== Stated goal ==
Show all lines from the listing below that contain "type".

== The data ==
○ ○ ○

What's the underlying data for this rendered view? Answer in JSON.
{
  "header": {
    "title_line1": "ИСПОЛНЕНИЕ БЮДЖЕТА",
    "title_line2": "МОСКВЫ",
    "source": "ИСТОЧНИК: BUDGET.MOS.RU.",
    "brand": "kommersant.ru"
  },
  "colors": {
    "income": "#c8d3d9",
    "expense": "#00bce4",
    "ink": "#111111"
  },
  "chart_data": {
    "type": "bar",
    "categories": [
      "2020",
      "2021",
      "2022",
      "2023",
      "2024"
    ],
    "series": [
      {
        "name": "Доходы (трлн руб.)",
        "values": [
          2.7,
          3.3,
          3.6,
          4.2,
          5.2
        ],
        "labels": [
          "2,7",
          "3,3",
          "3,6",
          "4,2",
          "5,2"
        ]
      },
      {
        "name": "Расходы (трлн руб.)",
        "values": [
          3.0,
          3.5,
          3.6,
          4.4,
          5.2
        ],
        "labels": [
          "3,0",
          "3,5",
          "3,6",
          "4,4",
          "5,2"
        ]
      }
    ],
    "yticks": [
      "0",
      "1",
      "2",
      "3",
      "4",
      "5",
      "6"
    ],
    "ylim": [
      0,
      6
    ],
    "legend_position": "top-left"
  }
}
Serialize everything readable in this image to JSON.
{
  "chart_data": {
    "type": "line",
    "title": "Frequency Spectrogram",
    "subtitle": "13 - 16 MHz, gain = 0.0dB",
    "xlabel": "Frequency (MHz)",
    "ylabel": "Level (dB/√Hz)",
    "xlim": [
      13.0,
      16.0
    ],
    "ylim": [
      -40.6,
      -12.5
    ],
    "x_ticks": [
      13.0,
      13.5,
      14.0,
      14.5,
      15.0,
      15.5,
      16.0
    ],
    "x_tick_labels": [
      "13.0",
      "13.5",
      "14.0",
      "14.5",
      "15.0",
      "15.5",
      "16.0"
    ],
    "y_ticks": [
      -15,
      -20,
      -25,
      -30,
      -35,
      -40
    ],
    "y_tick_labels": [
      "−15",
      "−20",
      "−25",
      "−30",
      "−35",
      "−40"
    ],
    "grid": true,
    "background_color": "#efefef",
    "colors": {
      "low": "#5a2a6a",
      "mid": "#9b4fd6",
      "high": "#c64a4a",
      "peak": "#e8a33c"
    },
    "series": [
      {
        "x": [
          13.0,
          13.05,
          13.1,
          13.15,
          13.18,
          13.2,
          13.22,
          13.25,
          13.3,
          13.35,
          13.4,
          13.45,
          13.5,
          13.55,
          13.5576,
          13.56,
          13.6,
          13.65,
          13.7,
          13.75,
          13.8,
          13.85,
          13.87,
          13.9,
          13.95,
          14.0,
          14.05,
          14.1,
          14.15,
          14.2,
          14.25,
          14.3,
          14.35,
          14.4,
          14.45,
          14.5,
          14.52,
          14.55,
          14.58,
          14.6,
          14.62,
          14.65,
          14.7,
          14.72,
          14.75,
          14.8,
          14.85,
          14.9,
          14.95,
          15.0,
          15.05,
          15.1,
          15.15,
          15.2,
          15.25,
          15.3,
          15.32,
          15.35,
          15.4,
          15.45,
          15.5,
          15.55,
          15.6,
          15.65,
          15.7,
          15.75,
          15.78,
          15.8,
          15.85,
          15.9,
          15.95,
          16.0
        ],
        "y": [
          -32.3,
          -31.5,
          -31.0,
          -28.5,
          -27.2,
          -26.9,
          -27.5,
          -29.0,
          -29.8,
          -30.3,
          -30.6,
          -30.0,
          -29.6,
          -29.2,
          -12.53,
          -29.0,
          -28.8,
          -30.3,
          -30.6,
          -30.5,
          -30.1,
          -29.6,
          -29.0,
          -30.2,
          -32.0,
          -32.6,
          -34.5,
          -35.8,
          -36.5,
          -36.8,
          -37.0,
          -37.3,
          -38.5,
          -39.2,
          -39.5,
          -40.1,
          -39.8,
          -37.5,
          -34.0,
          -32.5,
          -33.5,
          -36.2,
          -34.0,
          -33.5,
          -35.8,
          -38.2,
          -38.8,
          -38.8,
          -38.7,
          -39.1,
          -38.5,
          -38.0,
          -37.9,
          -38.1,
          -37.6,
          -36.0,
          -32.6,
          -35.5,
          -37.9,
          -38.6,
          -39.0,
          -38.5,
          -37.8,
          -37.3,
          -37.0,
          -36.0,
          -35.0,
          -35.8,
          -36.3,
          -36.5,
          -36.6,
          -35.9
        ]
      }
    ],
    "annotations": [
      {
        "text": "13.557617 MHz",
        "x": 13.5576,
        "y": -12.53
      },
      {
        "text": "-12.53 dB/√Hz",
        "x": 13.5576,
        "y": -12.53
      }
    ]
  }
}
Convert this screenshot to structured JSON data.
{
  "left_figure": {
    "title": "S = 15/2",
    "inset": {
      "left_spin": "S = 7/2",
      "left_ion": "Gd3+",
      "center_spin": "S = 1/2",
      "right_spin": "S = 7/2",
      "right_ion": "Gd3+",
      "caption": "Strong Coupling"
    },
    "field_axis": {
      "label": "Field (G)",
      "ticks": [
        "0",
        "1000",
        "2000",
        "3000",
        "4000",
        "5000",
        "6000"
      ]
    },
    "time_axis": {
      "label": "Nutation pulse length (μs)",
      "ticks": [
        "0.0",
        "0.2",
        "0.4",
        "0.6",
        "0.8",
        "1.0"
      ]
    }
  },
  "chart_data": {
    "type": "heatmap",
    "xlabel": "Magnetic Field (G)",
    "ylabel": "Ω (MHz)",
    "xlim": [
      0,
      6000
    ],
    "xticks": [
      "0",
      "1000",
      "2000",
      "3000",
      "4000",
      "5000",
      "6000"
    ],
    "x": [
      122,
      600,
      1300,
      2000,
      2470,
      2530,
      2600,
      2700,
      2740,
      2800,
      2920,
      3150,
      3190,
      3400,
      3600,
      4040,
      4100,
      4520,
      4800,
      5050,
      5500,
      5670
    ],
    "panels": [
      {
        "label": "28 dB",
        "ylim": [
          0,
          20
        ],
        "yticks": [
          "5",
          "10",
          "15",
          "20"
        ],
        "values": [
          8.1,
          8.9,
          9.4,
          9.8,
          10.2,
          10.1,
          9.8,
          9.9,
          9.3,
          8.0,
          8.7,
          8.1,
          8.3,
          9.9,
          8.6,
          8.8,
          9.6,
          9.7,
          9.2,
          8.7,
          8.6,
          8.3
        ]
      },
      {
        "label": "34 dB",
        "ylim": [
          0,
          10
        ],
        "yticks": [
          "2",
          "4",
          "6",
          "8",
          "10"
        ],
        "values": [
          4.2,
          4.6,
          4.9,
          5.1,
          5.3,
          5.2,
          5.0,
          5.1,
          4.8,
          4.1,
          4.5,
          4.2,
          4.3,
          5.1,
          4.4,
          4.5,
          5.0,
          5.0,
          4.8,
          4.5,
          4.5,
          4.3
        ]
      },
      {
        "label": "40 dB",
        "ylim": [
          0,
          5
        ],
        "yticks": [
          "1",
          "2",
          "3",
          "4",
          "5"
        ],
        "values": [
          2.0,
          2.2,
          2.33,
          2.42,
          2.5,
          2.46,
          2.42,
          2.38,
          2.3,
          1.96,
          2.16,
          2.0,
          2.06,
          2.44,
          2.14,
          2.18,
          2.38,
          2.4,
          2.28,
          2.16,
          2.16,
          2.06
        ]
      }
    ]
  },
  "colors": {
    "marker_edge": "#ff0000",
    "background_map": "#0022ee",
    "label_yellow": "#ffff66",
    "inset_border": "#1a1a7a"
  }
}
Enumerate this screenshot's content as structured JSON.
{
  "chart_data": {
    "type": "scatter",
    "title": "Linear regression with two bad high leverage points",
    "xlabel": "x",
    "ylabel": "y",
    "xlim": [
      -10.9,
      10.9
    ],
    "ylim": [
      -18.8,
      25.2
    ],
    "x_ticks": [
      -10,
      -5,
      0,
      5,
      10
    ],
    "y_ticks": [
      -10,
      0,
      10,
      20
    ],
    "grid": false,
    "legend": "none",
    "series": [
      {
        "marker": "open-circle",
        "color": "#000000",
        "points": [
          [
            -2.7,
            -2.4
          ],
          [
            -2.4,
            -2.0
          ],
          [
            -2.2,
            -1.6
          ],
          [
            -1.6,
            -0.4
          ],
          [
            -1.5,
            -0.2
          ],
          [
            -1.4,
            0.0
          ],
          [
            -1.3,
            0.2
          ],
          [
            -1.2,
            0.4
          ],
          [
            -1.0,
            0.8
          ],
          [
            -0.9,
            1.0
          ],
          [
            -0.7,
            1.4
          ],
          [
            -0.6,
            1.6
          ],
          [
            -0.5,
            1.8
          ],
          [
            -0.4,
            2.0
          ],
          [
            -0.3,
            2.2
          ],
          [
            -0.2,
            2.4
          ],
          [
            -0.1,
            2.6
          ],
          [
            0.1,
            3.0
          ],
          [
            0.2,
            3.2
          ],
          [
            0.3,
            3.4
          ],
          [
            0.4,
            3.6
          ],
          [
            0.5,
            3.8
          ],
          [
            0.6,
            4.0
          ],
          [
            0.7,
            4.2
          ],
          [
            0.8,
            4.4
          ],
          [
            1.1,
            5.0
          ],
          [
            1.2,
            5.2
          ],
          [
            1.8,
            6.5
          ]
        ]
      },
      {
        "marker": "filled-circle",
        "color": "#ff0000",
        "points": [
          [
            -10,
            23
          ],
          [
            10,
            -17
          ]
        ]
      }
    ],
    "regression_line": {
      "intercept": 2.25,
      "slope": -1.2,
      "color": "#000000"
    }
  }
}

○ ○ ○

== Solution for this task ==
    "type": "bar",
    "type": "line",
    "type": "heatmap",
    "type": "scatter",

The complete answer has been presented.